Work to complete
Reply with one number only, the count of lines holding the string "this".
>> Start Dataset content
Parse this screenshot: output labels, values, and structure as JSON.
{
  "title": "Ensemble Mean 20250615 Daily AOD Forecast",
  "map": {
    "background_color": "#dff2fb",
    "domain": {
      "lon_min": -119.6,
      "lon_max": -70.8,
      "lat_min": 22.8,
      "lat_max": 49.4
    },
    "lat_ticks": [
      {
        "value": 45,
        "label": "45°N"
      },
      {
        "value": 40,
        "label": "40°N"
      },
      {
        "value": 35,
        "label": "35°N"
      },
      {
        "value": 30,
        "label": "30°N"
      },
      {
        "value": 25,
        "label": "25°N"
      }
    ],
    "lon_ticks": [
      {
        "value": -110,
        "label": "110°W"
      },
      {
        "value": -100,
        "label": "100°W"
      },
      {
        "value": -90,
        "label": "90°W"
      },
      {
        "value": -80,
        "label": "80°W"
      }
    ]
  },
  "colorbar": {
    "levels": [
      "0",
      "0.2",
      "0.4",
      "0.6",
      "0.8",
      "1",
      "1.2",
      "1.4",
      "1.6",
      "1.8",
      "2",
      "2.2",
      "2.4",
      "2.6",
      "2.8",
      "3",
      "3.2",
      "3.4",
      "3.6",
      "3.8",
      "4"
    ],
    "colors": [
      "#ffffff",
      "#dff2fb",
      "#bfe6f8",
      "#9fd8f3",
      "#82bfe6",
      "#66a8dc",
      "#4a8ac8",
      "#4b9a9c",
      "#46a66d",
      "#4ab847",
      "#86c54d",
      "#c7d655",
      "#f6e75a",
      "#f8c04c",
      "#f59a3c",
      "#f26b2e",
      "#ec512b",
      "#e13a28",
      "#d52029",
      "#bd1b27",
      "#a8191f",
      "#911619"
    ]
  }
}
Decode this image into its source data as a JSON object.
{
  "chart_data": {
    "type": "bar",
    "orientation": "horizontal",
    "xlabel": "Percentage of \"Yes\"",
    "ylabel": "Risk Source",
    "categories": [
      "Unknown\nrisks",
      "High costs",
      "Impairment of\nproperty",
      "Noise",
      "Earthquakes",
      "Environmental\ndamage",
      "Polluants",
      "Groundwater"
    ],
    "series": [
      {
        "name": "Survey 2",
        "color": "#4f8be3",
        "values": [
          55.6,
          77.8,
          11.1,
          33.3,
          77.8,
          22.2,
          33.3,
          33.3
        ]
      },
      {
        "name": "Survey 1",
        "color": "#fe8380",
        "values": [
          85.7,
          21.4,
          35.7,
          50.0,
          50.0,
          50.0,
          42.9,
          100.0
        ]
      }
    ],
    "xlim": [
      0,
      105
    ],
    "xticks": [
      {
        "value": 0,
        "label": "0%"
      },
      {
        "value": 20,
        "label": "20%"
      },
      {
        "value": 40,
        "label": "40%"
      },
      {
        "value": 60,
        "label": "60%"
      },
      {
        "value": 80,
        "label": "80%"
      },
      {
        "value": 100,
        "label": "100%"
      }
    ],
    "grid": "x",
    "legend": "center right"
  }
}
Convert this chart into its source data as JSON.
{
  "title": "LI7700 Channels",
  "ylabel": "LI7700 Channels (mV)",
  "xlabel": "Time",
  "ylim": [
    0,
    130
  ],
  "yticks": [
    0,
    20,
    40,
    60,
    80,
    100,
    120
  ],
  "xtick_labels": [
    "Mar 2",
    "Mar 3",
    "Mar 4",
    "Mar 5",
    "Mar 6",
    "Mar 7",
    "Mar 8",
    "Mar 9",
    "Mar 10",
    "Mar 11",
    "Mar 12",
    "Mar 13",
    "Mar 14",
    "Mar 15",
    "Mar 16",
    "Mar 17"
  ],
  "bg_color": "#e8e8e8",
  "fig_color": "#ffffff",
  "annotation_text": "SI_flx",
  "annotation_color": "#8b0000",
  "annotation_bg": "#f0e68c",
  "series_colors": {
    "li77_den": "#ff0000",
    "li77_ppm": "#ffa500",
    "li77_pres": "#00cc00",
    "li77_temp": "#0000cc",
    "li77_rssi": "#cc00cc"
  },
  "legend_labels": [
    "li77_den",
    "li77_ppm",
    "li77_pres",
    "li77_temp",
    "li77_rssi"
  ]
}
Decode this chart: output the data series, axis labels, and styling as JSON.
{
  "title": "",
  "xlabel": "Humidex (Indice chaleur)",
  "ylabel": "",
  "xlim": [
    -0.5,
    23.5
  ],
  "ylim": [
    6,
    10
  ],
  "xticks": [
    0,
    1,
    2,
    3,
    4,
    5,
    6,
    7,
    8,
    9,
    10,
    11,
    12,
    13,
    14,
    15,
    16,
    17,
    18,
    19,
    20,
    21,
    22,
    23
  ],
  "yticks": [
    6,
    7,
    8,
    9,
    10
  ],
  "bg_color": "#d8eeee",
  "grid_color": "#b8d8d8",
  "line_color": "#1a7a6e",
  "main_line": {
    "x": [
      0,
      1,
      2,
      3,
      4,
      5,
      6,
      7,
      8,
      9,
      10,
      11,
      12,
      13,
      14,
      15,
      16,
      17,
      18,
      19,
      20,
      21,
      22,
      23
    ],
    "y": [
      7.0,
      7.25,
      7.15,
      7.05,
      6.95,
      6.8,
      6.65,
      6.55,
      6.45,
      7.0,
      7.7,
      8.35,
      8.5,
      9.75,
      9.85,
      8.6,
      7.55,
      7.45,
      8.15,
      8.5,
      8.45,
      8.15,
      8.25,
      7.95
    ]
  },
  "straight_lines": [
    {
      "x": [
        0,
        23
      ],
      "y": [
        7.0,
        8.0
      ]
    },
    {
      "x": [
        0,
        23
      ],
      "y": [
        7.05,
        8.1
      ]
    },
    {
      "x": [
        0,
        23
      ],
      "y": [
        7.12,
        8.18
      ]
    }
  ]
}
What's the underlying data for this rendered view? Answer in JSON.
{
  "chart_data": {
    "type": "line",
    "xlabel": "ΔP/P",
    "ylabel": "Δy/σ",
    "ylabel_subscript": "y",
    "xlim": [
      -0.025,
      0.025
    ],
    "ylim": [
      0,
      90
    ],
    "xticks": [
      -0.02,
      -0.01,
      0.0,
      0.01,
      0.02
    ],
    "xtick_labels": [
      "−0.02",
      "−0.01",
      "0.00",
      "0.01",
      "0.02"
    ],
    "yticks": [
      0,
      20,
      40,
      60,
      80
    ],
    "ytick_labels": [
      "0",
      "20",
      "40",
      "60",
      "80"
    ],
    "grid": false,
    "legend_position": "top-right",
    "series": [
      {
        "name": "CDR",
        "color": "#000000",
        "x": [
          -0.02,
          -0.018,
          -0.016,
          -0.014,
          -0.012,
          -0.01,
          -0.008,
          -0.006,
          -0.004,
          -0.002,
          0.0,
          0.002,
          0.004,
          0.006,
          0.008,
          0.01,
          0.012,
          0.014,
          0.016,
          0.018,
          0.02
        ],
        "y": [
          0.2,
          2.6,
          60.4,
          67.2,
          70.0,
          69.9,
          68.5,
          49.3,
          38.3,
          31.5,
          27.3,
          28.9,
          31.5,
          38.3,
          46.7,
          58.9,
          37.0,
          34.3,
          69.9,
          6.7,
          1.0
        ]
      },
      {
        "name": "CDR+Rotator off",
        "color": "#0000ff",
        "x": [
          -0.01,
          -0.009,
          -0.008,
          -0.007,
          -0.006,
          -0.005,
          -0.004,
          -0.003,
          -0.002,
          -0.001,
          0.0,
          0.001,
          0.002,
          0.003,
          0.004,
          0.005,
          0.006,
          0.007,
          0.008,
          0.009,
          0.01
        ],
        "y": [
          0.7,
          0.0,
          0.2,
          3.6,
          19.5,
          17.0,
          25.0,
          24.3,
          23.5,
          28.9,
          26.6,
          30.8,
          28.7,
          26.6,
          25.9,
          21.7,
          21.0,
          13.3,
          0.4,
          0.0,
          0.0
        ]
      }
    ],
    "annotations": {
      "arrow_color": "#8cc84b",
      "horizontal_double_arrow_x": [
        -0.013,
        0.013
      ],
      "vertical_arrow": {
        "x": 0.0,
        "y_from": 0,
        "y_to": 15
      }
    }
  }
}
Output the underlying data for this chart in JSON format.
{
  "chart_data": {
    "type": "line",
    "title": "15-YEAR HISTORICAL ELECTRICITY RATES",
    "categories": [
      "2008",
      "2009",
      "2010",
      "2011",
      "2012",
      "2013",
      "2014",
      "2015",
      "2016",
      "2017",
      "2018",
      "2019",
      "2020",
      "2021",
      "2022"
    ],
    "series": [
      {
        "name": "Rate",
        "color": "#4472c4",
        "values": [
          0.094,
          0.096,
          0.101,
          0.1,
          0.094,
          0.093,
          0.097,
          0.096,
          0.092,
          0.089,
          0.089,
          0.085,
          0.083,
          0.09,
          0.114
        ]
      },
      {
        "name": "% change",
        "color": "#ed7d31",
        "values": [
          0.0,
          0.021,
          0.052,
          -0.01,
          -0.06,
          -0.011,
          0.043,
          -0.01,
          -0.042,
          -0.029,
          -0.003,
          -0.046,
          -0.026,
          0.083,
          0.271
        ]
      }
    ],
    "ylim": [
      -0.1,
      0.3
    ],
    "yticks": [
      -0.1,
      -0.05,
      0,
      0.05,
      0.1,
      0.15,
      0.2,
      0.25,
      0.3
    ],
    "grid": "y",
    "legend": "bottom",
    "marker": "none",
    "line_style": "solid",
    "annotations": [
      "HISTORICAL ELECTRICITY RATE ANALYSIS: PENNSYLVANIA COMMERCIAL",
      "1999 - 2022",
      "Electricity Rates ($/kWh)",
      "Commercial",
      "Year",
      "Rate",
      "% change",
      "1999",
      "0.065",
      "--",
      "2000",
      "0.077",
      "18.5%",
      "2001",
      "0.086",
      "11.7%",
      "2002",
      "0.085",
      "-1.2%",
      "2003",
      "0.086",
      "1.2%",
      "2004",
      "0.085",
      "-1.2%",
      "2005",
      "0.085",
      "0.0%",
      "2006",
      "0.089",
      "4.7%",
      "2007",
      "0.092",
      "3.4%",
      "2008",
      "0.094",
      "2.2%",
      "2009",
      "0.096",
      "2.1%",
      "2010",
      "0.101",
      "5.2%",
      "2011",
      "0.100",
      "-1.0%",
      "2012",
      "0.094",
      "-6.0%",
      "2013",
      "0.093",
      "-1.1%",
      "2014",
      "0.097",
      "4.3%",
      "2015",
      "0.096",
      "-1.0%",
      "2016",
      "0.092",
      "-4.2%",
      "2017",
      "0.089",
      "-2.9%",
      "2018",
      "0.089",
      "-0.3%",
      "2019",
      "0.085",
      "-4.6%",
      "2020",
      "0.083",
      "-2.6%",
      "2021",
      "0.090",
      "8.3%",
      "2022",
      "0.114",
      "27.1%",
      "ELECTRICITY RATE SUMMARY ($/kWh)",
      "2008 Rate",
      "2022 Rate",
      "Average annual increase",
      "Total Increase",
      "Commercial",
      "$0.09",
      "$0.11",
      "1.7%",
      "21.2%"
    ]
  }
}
>> End Dataset content
Answer
6